| Exercise material |
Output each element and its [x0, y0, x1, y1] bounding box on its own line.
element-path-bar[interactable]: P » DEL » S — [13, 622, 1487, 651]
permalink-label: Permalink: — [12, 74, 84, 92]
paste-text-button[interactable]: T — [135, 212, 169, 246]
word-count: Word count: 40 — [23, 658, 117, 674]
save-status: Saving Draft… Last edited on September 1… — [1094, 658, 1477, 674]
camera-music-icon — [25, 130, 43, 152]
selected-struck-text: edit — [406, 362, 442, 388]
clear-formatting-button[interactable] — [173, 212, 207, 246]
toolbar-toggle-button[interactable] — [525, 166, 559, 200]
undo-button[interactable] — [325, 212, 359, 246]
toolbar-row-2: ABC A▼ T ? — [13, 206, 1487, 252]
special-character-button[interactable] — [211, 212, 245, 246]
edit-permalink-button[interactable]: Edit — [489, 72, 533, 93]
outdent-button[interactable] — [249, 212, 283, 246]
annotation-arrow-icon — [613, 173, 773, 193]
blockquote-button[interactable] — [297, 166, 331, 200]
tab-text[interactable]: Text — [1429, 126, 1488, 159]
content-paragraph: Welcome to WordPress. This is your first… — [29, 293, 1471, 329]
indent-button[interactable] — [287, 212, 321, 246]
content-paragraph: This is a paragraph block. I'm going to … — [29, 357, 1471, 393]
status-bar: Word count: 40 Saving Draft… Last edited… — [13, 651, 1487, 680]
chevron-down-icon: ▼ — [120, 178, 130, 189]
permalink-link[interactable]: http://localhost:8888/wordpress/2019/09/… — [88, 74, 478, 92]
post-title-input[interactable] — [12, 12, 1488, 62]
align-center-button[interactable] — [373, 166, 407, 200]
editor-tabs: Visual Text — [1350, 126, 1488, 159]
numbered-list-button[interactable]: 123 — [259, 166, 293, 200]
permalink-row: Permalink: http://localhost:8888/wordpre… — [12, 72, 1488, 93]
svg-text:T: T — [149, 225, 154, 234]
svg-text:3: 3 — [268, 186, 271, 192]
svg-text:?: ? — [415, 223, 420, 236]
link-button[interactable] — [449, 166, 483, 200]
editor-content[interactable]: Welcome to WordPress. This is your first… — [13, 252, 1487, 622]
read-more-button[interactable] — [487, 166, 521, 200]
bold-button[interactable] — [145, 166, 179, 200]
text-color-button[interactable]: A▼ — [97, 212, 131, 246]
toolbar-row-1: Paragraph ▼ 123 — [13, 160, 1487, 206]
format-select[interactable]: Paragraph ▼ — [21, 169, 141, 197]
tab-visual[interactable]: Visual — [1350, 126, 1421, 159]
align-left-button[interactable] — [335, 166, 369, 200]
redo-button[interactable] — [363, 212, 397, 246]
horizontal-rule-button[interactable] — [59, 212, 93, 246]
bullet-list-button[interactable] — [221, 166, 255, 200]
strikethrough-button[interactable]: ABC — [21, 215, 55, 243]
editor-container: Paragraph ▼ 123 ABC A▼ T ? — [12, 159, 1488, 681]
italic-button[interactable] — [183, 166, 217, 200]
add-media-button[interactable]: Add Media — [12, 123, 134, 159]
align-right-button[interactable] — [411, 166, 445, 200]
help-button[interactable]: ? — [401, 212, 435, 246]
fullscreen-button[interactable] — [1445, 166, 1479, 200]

| Exercise brief |
Copy all of the entries above, substituting "Draft Saved" for every occurrence of "Saving Draft" and leaving everything else unchanged.

| Output for this task |
Output each element and its [x0, y0, x1, y1] bounding box on its own line.
element-path-bar[interactable]: P » DEL » S — [13, 622, 1487, 651]
permalink-label: Permalink: — [12, 74, 84, 92]
paste-text-button[interactable]: T — [135, 212, 169, 246]
word-count: Word count: 40 — [23, 658, 117, 674]
save-status: Draft Saved… Last edited on September 1… — [1094, 658, 1477, 674]
camera-music-icon — [25, 130, 43, 152]
selected-struck-text: edit — [406, 362, 442, 388]
clear-formatting-button[interactable] — [173, 212, 207, 246]
toolbar-toggle-button[interactable] — [525, 166, 559, 200]
undo-button[interactable] — [325, 212, 359, 246]
toolbar-row-2: ABC A▼ T ? — [13, 206, 1487, 252]
special-character-button[interactable] — [211, 212, 245, 246]
edit-permalink-button[interactable]: Edit — [489, 72, 533, 93]
outdent-button[interactable] — [249, 212, 283, 246]
annotation-arrow-icon — [613, 173, 773, 193]
blockquote-button[interactable] — [297, 166, 331, 200]
tab-text[interactable]: Text — [1429, 126, 1488, 159]
content-paragraph: Welcome to WordPress. This is your first… — [29, 293, 1471, 329]
indent-button[interactable] — [287, 212, 321, 246]
content-paragraph: This is a paragraph block. I'm going to … — [29, 357, 1471, 393]
status-bar: Word count: 40 Draft Saved… Last edited… — [13, 651, 1487, 680]
chevron-down-icon: ▼ — [120, 178, 130, 189]
permalink-link[interactable]: http://localhost:8888/wordpress/2019/09/… — [88, 74, 478, 92]
post-title-input[interactable] — [12, 12, 1488, 62]
align-center-button[interactable] — [373, 166, 407, 200]
editor-tabs: Visual Text — [1350, 126, 1488, 159]
numbered-list-button[interactable]: 123 — [259, 166, 293, 200]
permalink-row: Permalink: http://localhost:8888/wordpre… — [12, 72, 1488, 93]
svg-text:T: T — [149, 225, 154, 234]
svg-text:3: 3 — [268, 186, 271, 192]
svg-text:?: ? — [415, 223, 420, 236]
link-button[interactable] — [449, 166, 483, 200]
editor-content[interactable]: Welcome to WordPress. This is your first… — [13, 252, 1487, 622]
read-more-button[interactable] — [487, 166, 521, 200]
bold-button[interactable] — [145, 166, 179, 200]
text-color-button[interactable]: A▼ — [97, 212, 131, 246]
toolbar-row-1: Paragraph ▼ 123 — [13, 160, 1487, 206]
format-select[interactable]: Paragraph ▼ — [21, 169, 141, 197]
tab-visual[interactable]: Visual — [1350, 126, 1421, 159]
align-left-button[interactable] — [335, 166, 369, 200]
redo-button[interactable] — [363, 212, 397, 246]
horizontal-rule-button[interactable] — [59, 212, 93, 246]
bullet-list-button[interactable] — [221, 166, 255, 200]
strikethrough-button[interactable]: ABC — [21, 215, 55, 243]
editor-container: Paragraph ▼ 123 ABC A▼ T ? — [12, 159, 1488, 681]
italic-button[interactable] — [183, 166, 217, 200]
add-media-button[interactable]: Add Media — [12, 123, 134, 159]
align-right-button[interactable] — [411, 166, 445, 200]
help-button[interactable]: ? — [401, 212, 435, 246]
fullscreen-button[interactable] — [1445, 166, 1479, 200]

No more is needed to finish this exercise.